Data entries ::
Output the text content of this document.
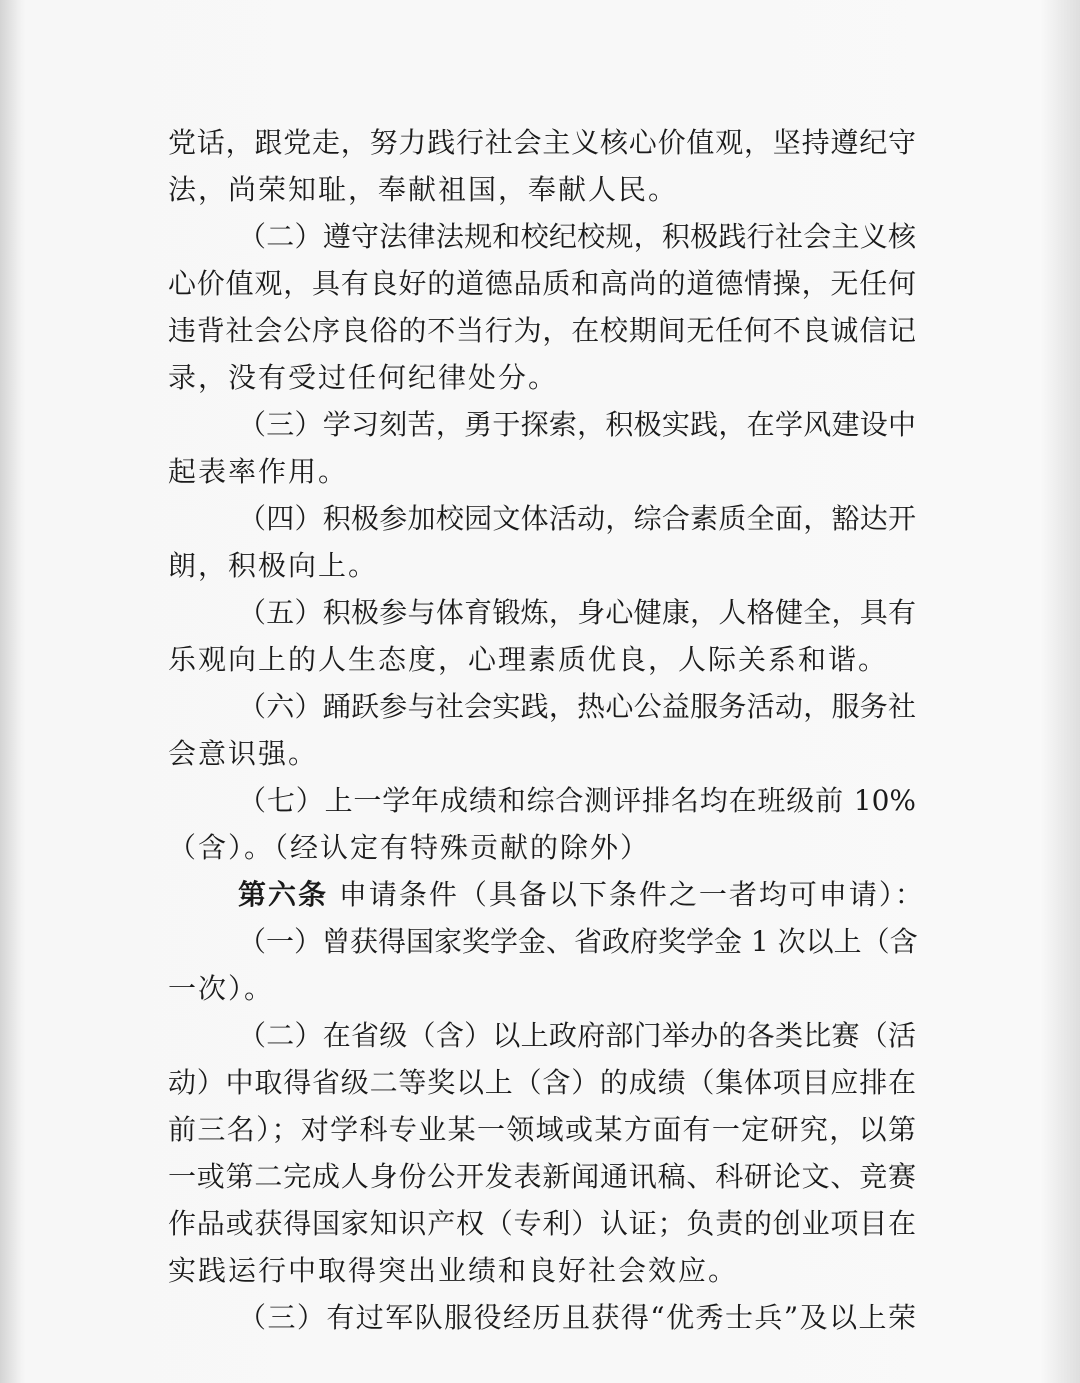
党话，跟党走，努力践行社会主义核心价值观，坚持遵纪守
法，尚荣知耻，奉献祖国，奉献人民。
（二）遵守法律法规和校纪校规，积极践行社会主义核
心价值观，具有良好的道德品质和高尚的道德情操，无任何
违背社会公序良俗的不当行为，在校期间无任何不良诚信记
录，没有受过任何纪律处分。
（三）学习刻苦，勇于探索，积极实践，在学风建设中
起表率作用。
（四）积极参加校园文体活动，综合素质全面，豁达开
朗，积极向上。
（五）积极参与体育锻炼，身心健康，人格健全，具有
乐观向上的人生态度，心理素质优良，人际关系和谐。
（六）踊跃参与社会实践，热心公益服务活动，服务社
会意识强。
（七）上一学年成绩和综合测评排名均在班级前 10%
（含）。（经认定有特殊贡献的除外）
第六条 申请条件（具备以下条件之一者均可申请）：
（一）曾获得国家奖学金、省政府奖学金 1 次以上（含
一次）。
（二）在省级（含）以上政府部门举办的各类比赛（活
动）中取得省级二等奖以上（含）的成绩（集体项目应排在
前三名）；对学科专业某一领域或某方面有一定研究，以第
一或第二完成人身份公开发表新闻通讯稿、科研论文、竞赛
作品或获得国家知识产权（专利）认证；负责的创业项目在
实践运行中取得突出业绩和良好社会效应。
（三）有过军队服役经历且获得“优秀士兵”及以上荣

DESCRIPTION OF THE TASK :: Without the pictures, copy the material exactly as given.

FINAL RESULT ::
Output the text content of this document.
党话，跟党走，努力践行社会主义核心价值观，坚持遵纪守
法，尚荣知耻，奉献祖国，奉献人民。
（二）遵守法律法规和校纪校规，积极践行社会主义核
心价值观，具有良好的道德品质和高尚的道德情操，无任何
违背社会公序良俗的不当行为，在校期间无任何不良诚信记
录，没有受过任何纪律处分。
（三）学习刻苦，勇于探索，积极实践，在学风建设中
起表率作用。
（四）积极参加校园文体活动，综合素质全面，豁达开
朗，积极向上。
（五）积极参与体育锻炼，身心健康，人格健全，具有
乐观向上的人生态度，心理素质优良，人际关系和谐。
（六）踊跃参与社会实践，热心公益服务活动，服务社
会意识强。
（七）上一学年成绩和综合测评排名均在班级前 10%
（含）。（经认定有特殊贡献的除外）
第六条 申请条件（具备以下条件之一者均可申请）：
（一）曾获得国家奖学金、省政府奖学金 1 次以上（含
一次）。
（二）在省级（含）以上政府部门举办的各类比赛（活
动）中取得省级二等奖以上（含）的成绩（集体项目应排在
前三名）；对学科专业某一领域或某方面有一定研究，以第
一或第二完成人身份公开发表新闻通讯稿、科研论文、竞赛
作品或获得国家知识产权（专利）认证；负责的创业项目在
实践运行中取得突出业绩和良好社会效应。
（三）有过军队服役经历且获得“优秀士兵”及以上荣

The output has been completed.